▶ **LISTING**
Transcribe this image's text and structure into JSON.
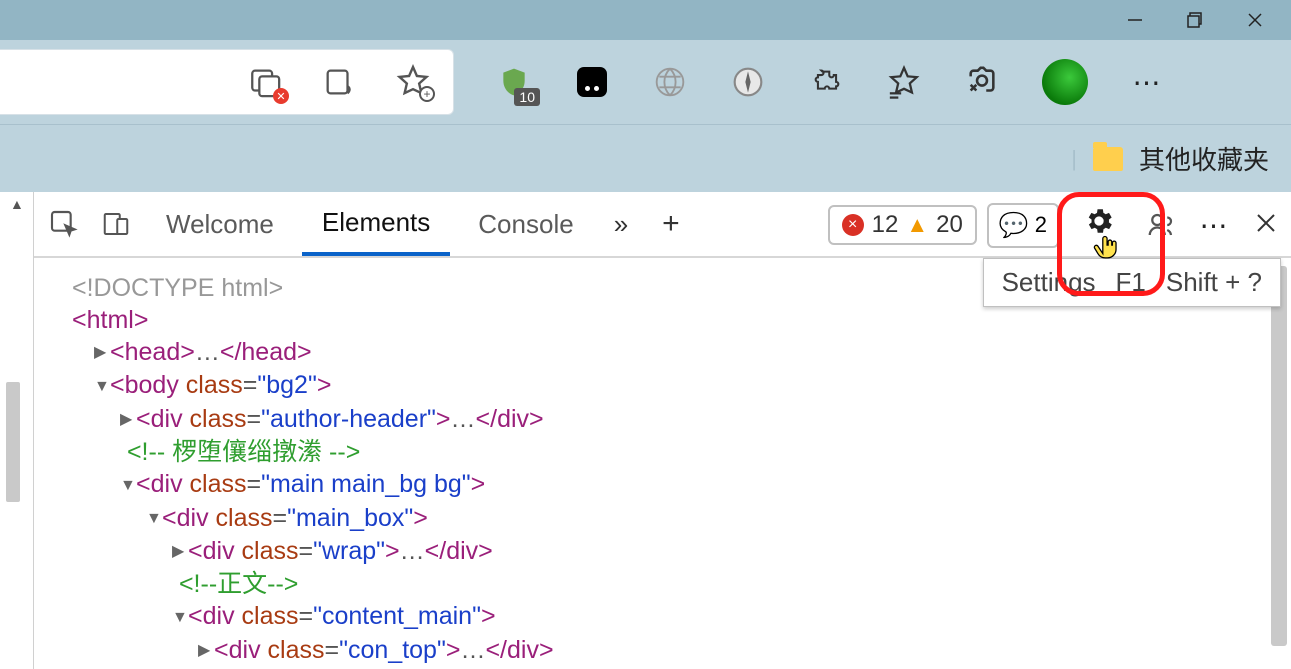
{
  "window": {
    "minimize": "—",
    "maximize": "❐",
    "close": "✕"
  },
  "toolbar": {
    "shield_badge": "10",
    "menu_dots": "⋯"
  },
  "bookmarks": {
    "other_label": "其他收藏夹"
  },
  "devtools": {
    "tabs": {
      "welcome": "Welcome",
      "elements": "Elements",
      "console": "Console",
      "more": "»",
      "plus": "+"
    },
    "issues": {
      "errors": "12",
      "warnings": "20"
    },
    "feedback_count": "2",
    "tooltip": {
      "label": "Settings",
      "key1": "F1",
      "key2": "Shift + ?"
    },
    "more_dots": "⋯",
    "close": "✕"
  },
  "dom": {
    "l1": "<!DOCTYPE html>",
    "l2_open": "<",
    "l2_tag": "html",
    "l2_close": ">",
    "l3_open": "<",
    "l3_tag": "head",
    "l3_close": ">",
    "l3_ell": "…",
    "l3_endopen": "</",
    "l3_endclose": ">",
    "l4_open": "<",
    "l4_tag": "body",
    "l4_attr": "class",
    "l4_val": "\"bg2\"",
    "l4_close": ">",
    "l5_open": "<",
    "l5_tag": "div",
    "l5_attr": "class",
    "l5_val": "\"author-header\"",
    "l5_close": ">",
    "l5_ell": "…",
    "l5_endopen": "</",
    "l5_endclose": ">",
    "l6": "<!-- 椤堕儴缁撴潫 -->",
    "l7_open": "<",
    "l7_tag": "div",
    "l7_attr": "class",
    "l7_val": "\"main main_bg bg\"",
    "l7_close": ">",
    "l8_open": "<",
    "l8_tag": "div",
    "l8_attr": "class",
    "l8_val": "\"main_box\"",
    "l8_close": ">",
    "l9_open": "<",
    "l9_tag": "div",
    "l9_attr": "class",
    "l9_val": "\"wrap\"",
    "l9_close": ">",
    "l9_ell": "…",
    "l9_endopen": "</",
    "l9_endclose": ">",
    "l10": "<!--正文-->",
    "l11_open": "<",
    "l11_tag": "div",
    "l11_attr": "class",
    "l11_val": "\"content_main\"",
    "l11_close": ">",
    "l12_open": "<",
    "l12_tag": "div",
    "l12_attr": "class",
    "l12_val": "\"con_top\"",
    "l12_close": ">",
    "l12_ell": "…",
    "l12_endopen": "</",
    "l12_endclose": ">"
  }
}
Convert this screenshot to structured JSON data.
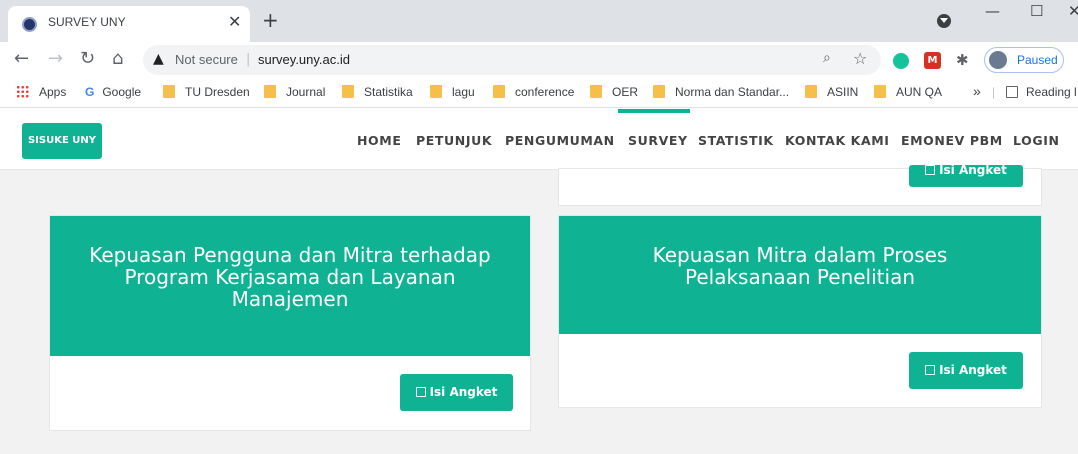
{
  "browser": {
    "tab_title": "SURVEY UNY",
    "tab_close": "✕",
    "new_tab": "+",
    "window_minimize": "—",
    "window_maximize": "☐",
    "window_close": "✕",
    "security_label": "Not secure",
    "url": "survey.uny.ac.id",
    "profile_label": "Paused",
    "ext_m_label": "M"
  },
  "bookmarks": {
    "items": [
      "Apps",
      "Google",
      "TU Dresden",
      "Journal",
      "Statistika",
      "lagu",
      "conference",
      "OER",
      "Norma dan Standar...",
      "ASIIN",
      "AUN QA"
    ],
    "overflow": "»",
    "reading_list": "Reading l"
  },
  "site": {
    "brand": "SISUKE UNY",
    "nav": [
      "HOME",
      "PETUNJUK",
      "PENGUMUMAN",
      "SURVEY",
      "STATISTIK",
      "KONTAK KAMI",
      "EMONEV PBM",
      "LOGIN"
    ],
    "active_nav": "SURVEY",
    "accent_color": "#0fb394"
  },
  "cards": [
    {
      "title": "Kepuasan Pengguna dan Mitra terhadap Program Kerjasama dan Layanan Manajemen",
      "button": "Isi Angket"
    },
    {
      "title": "Kepuasan Mitra dalam Proses Pelaksanaan Penelitian",
      "button": "Isi Angket"
    }
  ],
  "partial_card_button": "Isi Angket"
}
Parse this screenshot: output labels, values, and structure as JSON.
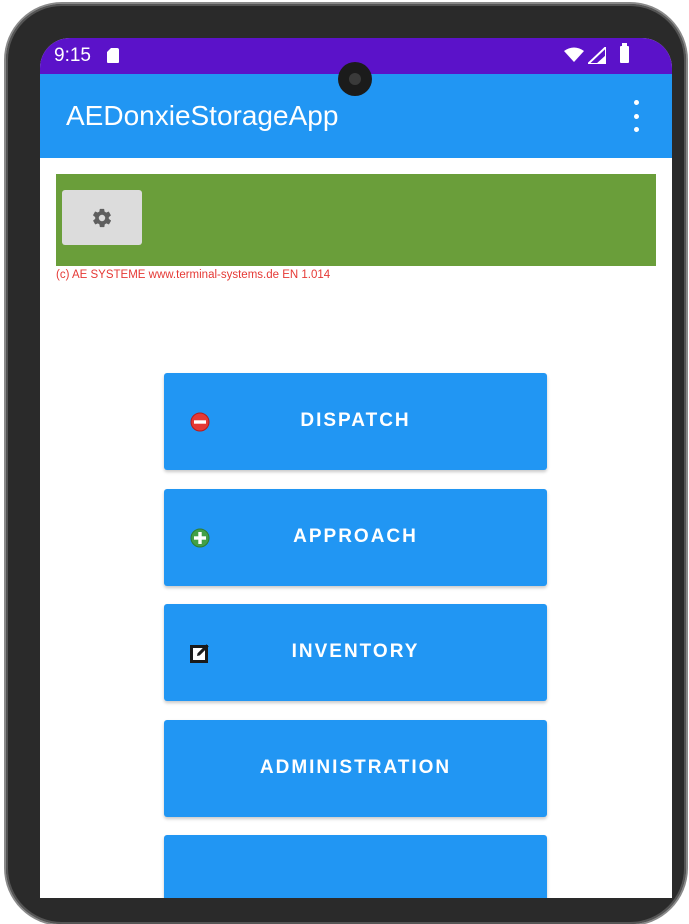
{
  "status_bar": {
    "time": "9:15",
    "background": "#5b12c9"
  },
  "app_bar": {
    "title": "AEDonxieStorageApp",
    "background": "#2196f3"
  },
  "header_panel": {
    "background": "#6a9e3a",
    "settings_icon": "gear-icon"
  },
  "copyright": "(c) AE SYSTEME www.terminal-systems.de EN 1.014",
  "menu": {
    "buttons": [
      {
        "label": "DISPATCH",
        "icon": "minus-circle-icon"
      },
      {
        "label": "APPROACH",
        "icon": "plus-circle-icon"
      },
      {
        "label": "INVENTORY",
        "icon": "edit-icon"
      },
      {
        "label": "ADMINISTRATION",
        "icon": ""
      },
      {
        "label": "",
        "icon": ""
      }
    ]
  },
  "colors": {
    "button": "#2196f3",
    "copyright_text": "#e53935",
    "dispatch_icon": "#e53935",
    "approach_icon": "#43a047"
  }
}
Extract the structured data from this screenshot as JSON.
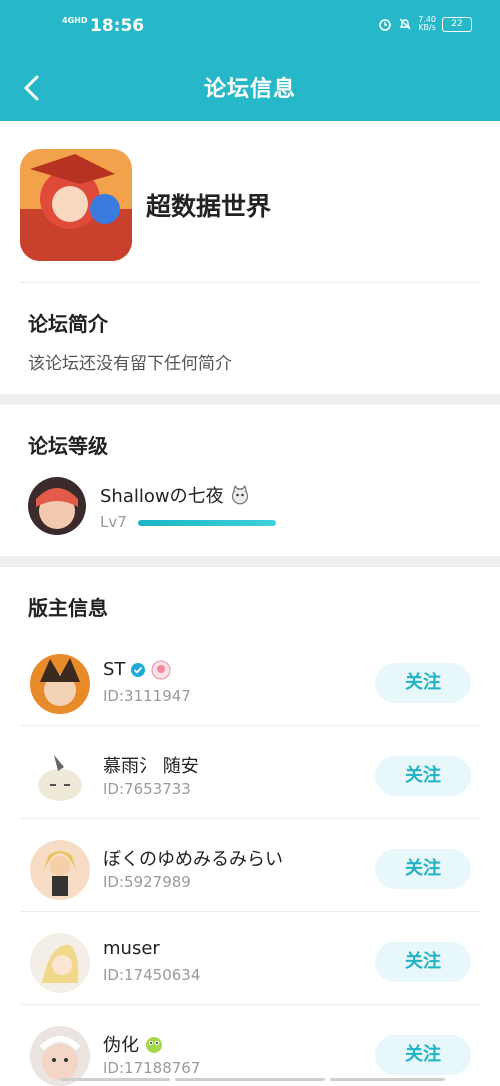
{
  "status_bar": {
    "network": "4GHD",
    "time": "18:56",
    "speed_value": "7.40",
    "speed_unit": "KB/s",
    "battery": "22"
  },
  "header": {
    "title": "论坛信息"
  },
  "forum": {
    "name": "超数据世界"
  },
  "intro": {
    "title": "论坛简介",
    "text": "该论坛还没有留下任何简介"
  },
  "level": {
    "title": "论坛等级",
    "user_name": "Shallowの七夜",
    "level_label": "Lv7",
    "progress": 1.0
  },
  "moderators": {
    "title": "版主信息",
    "follow_label": "关注",
    "items": [
      {
        "name": "ST",
        "id": "ID:3111947"
      },
      {
        "name": "慕雨氵 随安",
        "id": "ID:7653733"
      },
      {
        "name": "ぼくのゆめみるみらい",
        "id": "ID:5927989"
      },
      {
        "name": "muser",
        "id": "ID:17450634"
      },
      {
        "name": "伪化",
        "id": "ID:17188767"
      }
    ]
  },
  "colors": {
    "accent": "#26b8c8",
    "follow_bg": "#e8f7f9",
    "follow_text": "#20b3c3"
  }
}
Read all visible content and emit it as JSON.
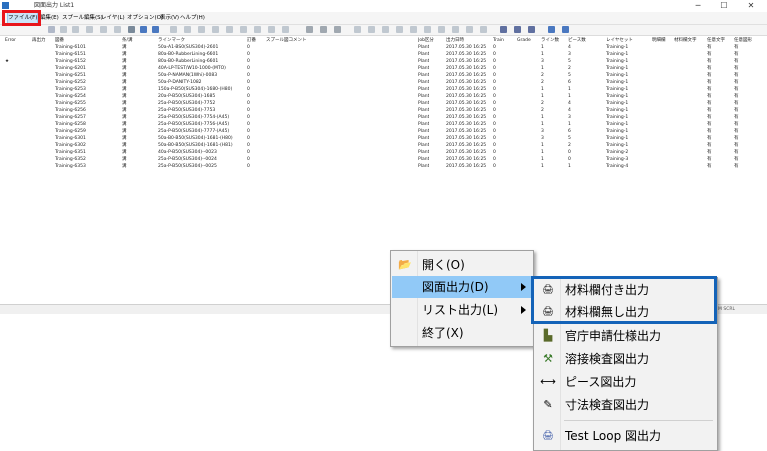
{
  "window": {
    "title": "図面出力 List1",
    "minimize": "─",
    "maximize": "☐",
    "close": "✕"
  },
  "menubar": [
    {
      "label": "ファイル(F)"
    },
    {
      "label": "編集(E)"
    },
    {
      "label": "スプール編集(S)"
    },
    {
      "label": "レイヤ(L)"
    },
    {
      "label": "オプション(O)"
    },
    {
      "label": "表示(V)"
    },
    {
      "label": "ヘルプ(H)"
    }
  ],
  "table": {
    "headers": [
      "Error",
      "再出力",
      "図番",
      "条/溝",
      "ラインマーク",
      "訂番",
      "スプール図コメント",
      "Job区分",
      "出力日時",
      "Train",
      "Grade",
      "ライン数",
      "ピース数",
      "レイヤセット",
      "明細欄",
      "材料欄文字",
      "任意文字",
      "任意図形"
    ],
    "rows": [
      [
        "",
        "",
        "Training-6101",
        "溝",
        "50a-A1-BS0(SUS304)-2601",
        "0",
        "",
        "Plant",
        "2017.05.30 16:25",
        "0",
        "",
        "1",
        "4",
        "Training-1",
        "",
        "",
        "有",
        "有"
      ],
      [
        "",
        "",
        "Training-6151",
        "溝",
        "80a-B0-RubberLining-6601",
        "0",
        "",
        "Plant",
        "2017.05.30 16:25",
        "0",
        "",
        "1",
        "3",
        "Training-1",
        "",
        "",
        "有",
        "有"
      ],
      [
        "★",
        "",
        "Training-6152",
        "溝",
        "80a-B0-RubberLining-6601",
        "0",
        "",
        "Plant",
        "2017.05.30 16:25",
        "0",
        "",
        "3",
        "5",
        "Training-1",
        "",
        "",
        "有",
        "有"
      ],
      [
        "",
        "",
        "Training-6201",
        "溝",
        "40A-LP-TEST/W10-1000-(MTO)",
        "0",
        "",
        "Plant",
        "2017.05.30 16:25",
        "0",
        "",
        "1",
        "2",
        "Training-1",
        "",
        "",
        "有",
        "有"
      ],
      [
        "",
        "",
        "Training-6251",
        "溝",
        "50a-P-NAMAN(1Whi)-0083",
        "0",
        "",
        "Plant",
        "2017.05.30 16:25",
        "0",
        "",
        "2",
        "5",
        "Training-1",
        "",
        "",
        "有",
        "有"
      ],
      [
        "",
        "",
        "Training-6252",
        "溝",
        "50a-P-DANITY-1082",
        "0",
        "",
        "Plant",
        "2017.05.30 16:25",
        "0",
        "",
        "2",
        "6",
        "Training-1",
        "",
        "",
        "有",
        "有"
      ],
      [
        "",
        "",
        "Training-6253",
        "溝",
        "150a-P-B50(SUS304)-1680-(H80)",
        "0",
        "",
        "Plant",
        "2017.05.30 16:25",
        "0",
        "",
        "1",
        "1",
        "Training-1",
        "",
        "",
        "有",
        "有"
      ],
      [
        "",
        "",
        "Training-6254",
        "溝",
        "20a-P-B50(SUS304)-1685",
        "0",
        "",
        "Plant",
        "2017.05.30 16:25",
        "0",
        "",
        "1",
        "1",
        "Training-1",
        "",
        "",
        "有",
        "有"
      ],
      [
        "",
        "",
        "Training-6255",
        "溝",
        "25a-P-B50(SUS304)-7752",
        "0",
        "",
        "Plant",
        "2017.05.30 16:25",
        "0",
        "",
        "2",
        "4",
        "Training-1",
        "",
        "",
        "有",
        "有"
      ],
      [
        "",
        "",
        "Training-6256",
        "溝",
        "25a-P-B50(SUS304)-7753",
        "0",
        "",
        "Plant",
        "2017.05.30 16:25",
        "0",
        "",
        "2",
        "4",
        "Training-1",
        "",
        "",
        "有",
        "有"
      ],
      [
        "",
        "",
        "Training-6257",
        "溝",
        "25a-P-B50(SUS304)-7754-(A45)",
        "0",
        "",
        "Plant",
        "2017.05.30 16:25",
        "0",
        "",
        "1",
        "3",
        "Training-1",
        "",
        "",
        "有",
        "有"
      ],
      [
        "",
        "",
        "Training-6258",
        "溝",
        "25a-P-B50(SUS304)-7756-(A45)",
        "0",
        "",
        "Plant",
        "2017.05.30 16:25",
        "0",
        "",
        "1",
        "1",
        "Training-1",
        "",
        "",
        "有",
        "有"
      ],
      [
        "",
        "",
        "Training-6259",
        "溝",
        "25a-P-B50(SUS304)-7777-(A45)",
        "0",
        "",
        "Plant",
        "2017.05.30 16:25",
        "0",
        "",
        "3",
        "6",
        "Training-1",
        "",
        "",
        "有",
        "有"
      ],
      [
        "",
        "",
        "Training-6301",
        "溝",
        "50a-B0-B50(SUS304)-1681-(H80)",
        "0",
        "",
        "Plant",
        "2017.05.30 16:25",
        "0",
        "",
        "3",
        "5",
        "Training-1",
        "",
        "",
        "有",
        "有"
      ],
      [
        "",
        "",
        "Training-6302",
        "溝",
        "50a-B0-B50(SUS304)-1681-(H81)",
        "0",
        "",
        "Plant",
        "2017.05.30 16:25",
        "0",
        "",
        "1",
        "2",
        "Training-1",
        "",
        "",
        "有",
        "有"
      ],
      [
        "",
        "",
        "Training-6351",
        "溝",
        "40a-P-B50(SUS304)--0023",
        "0",
        "",
        "Plant",
        "2017.05.30 16:25",
        "0",
        "",
        "1",
        "0",
        "Training-2",
        "",
        "",
        "有",
        "有"
      ],
      [
        "",
        "",
        "Training-6352",
        "溝",
        "25a-P-B50(SUS304)--0024",
        "0",
        "",
        "Plant",
        "2017.05.30 16:25",
        "0",
        "",
        "1",
        "0",
        "Training-3",
        "",
        "",
        "有",
        "有"
      ],
      [
        "",
        "",
        "Training-6353",
        "溝",
        "25a-P-B50(SUS304)--0025",
        "0",
        "",
        "Plant",
        "2017.05.30 16:25",
        "0",
        "",
        "1",
        "1",
        "Training-4",
        "",
        "",
        "有",
        "有"
      ]
    ]
  },
  "statusbar": {
    "text": "CAP NUM SCRL"
  },
  "file_menu": {
    "items": [
      {
        "label": "開く(O)",
        "icon": "open-folder-icon",
        "submenu": false
      },
      {
        "label": "図面出力(D)",
        "icon": "",
        "submenu": true
      },
      {
        "label": "リスト出力(L)",
        "icon": "",
        "submenu": true
      },
      {
        "label": "終了(X)",
        "icon": "",
        "submenu": false
      }
    ]
  },
  "drawing_submenu": {
    "items": [
      {
        "label": "材料欄付き出力",
        "icon": "print-with-material-icon"
      },
      {
        "label": "材料欄無し出力",
        "icon": "print-without-material-icon"
      },
      {
        "label": "官庁申請仕様出力",
        "icon": "building-print-icon"
      },
      {
        "label": "溶接検査図出力",
        "icon": "weld-inspection-icon"
      },
      {
        "label": "ピース図出力",
        "icon": "piece-drawing-icon"
      },
      {
        "label": "寸法検査図出力",
        "icon": "dimension-inspection-icon"
      },
      {
        "label": "Test Loop 図出力",
        "icon": "test-loop-icon"
      }
    ]
  },
  "colors": {
    "highlight": "#91c9f7",
    "red_annotation": "#e8151b",
    "blue_annotation": "#1463b8"
  }
}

▶ **TO DO**
Copy out each line of the listing that holds "background".

▶ **SOLUTION TO THE PROBLEM**
    "background": "#5b12c9"
    "background": "#2196f3"
    "background": "#6a9e3a",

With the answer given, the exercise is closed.